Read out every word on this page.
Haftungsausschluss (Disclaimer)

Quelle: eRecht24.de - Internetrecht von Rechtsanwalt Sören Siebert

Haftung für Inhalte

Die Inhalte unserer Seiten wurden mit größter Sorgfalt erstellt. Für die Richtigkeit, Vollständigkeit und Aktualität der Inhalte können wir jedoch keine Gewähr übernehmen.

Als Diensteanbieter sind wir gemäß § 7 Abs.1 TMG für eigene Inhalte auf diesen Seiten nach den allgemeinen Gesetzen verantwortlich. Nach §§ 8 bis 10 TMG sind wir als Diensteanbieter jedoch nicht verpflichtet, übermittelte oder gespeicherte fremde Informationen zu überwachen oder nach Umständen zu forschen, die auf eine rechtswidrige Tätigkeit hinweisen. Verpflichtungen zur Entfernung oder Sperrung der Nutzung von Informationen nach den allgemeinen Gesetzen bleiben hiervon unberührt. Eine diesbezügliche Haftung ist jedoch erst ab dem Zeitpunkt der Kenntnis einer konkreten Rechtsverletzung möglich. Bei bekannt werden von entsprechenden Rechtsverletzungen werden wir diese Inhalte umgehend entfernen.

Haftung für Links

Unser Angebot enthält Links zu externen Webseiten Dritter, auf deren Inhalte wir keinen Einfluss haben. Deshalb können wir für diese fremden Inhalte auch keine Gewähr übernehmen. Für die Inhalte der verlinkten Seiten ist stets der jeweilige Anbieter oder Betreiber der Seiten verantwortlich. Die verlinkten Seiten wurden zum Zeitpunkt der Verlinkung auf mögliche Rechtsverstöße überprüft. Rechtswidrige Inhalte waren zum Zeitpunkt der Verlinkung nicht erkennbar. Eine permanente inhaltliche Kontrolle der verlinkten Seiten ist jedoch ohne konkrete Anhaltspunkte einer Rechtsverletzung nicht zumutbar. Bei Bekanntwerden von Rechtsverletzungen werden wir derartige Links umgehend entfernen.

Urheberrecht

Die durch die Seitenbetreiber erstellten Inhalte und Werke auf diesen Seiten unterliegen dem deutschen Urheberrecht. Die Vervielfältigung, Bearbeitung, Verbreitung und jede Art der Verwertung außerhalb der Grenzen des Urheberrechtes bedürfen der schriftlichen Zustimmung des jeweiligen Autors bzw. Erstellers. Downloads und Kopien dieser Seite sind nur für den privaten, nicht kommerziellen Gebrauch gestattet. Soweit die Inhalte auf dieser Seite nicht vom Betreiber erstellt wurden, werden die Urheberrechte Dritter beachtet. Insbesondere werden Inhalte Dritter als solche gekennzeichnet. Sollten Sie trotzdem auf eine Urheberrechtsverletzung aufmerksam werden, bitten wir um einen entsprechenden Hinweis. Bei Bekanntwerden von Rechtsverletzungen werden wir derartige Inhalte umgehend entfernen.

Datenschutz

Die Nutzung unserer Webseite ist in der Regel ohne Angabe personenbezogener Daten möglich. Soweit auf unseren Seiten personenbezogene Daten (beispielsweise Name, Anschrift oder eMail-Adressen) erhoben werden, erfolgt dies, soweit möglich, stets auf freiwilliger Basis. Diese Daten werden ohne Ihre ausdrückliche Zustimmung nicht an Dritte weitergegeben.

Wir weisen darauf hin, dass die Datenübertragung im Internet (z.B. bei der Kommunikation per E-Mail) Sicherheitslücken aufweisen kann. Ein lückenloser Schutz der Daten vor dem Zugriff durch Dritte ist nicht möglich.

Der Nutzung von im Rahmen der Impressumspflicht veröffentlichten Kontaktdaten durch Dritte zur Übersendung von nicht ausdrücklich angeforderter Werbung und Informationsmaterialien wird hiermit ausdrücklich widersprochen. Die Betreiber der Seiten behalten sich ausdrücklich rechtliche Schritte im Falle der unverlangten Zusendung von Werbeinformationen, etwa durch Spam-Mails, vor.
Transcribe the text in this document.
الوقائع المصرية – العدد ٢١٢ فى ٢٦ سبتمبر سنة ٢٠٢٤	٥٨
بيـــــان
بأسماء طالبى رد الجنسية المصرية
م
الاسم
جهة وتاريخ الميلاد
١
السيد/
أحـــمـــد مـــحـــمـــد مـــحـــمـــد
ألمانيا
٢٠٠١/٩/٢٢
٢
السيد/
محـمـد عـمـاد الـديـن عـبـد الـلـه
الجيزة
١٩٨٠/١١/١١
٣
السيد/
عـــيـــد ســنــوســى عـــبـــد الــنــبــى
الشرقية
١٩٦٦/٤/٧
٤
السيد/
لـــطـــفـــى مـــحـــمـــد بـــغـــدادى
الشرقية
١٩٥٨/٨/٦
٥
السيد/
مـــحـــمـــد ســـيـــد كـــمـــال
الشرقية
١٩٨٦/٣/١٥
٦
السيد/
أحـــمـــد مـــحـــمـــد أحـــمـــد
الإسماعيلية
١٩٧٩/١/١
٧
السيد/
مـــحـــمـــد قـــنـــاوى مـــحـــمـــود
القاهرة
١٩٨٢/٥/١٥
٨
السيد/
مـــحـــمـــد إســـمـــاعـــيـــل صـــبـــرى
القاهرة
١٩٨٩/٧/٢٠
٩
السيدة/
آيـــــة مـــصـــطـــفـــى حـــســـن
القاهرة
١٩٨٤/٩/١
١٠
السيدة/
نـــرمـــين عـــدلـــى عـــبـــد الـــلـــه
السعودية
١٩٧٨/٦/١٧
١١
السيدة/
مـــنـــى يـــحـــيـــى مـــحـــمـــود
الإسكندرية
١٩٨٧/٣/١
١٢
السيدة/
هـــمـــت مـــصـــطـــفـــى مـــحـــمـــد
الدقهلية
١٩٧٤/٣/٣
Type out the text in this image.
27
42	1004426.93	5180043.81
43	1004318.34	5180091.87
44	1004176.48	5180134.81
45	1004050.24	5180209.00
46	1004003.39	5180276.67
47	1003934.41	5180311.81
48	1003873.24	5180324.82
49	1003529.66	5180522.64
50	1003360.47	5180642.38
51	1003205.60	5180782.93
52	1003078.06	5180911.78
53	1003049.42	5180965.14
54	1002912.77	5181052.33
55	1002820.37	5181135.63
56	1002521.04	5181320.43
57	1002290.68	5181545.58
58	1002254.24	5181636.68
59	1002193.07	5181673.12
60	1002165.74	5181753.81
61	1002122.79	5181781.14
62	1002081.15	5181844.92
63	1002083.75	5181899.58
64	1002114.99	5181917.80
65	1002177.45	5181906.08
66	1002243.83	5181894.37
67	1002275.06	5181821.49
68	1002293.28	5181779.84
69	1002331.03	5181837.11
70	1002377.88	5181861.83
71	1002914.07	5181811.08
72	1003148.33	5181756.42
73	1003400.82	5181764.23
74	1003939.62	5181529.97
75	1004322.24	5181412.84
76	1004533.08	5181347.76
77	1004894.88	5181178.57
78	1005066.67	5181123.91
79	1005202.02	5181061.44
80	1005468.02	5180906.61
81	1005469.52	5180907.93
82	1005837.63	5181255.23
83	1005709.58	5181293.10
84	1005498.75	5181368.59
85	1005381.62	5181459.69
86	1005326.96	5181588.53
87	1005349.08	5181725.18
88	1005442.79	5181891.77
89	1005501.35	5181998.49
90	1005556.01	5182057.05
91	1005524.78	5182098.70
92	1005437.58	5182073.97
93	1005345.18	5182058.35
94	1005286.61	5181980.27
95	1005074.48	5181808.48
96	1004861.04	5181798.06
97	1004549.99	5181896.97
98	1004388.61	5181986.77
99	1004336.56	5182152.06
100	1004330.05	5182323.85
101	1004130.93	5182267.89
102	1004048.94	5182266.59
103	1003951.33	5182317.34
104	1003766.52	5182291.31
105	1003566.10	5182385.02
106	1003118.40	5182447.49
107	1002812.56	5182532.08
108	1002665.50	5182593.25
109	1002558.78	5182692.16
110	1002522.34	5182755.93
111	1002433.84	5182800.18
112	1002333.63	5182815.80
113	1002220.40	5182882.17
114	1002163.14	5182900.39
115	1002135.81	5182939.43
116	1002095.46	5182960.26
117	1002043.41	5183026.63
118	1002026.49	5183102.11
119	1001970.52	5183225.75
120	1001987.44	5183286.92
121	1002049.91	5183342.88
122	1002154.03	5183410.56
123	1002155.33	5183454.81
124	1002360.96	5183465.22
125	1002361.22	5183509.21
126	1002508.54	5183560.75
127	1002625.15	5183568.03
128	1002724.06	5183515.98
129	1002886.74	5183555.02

* Goal *
From the listing above, pick out each line where the word "مـــحـــمـــود" appears.

* Solution to the exercise *
مـــحـــمـــد قـــنـــاوى مـــحـــمـــود
مـــنـــى يـــحـــيـــى مـــحـــمـــود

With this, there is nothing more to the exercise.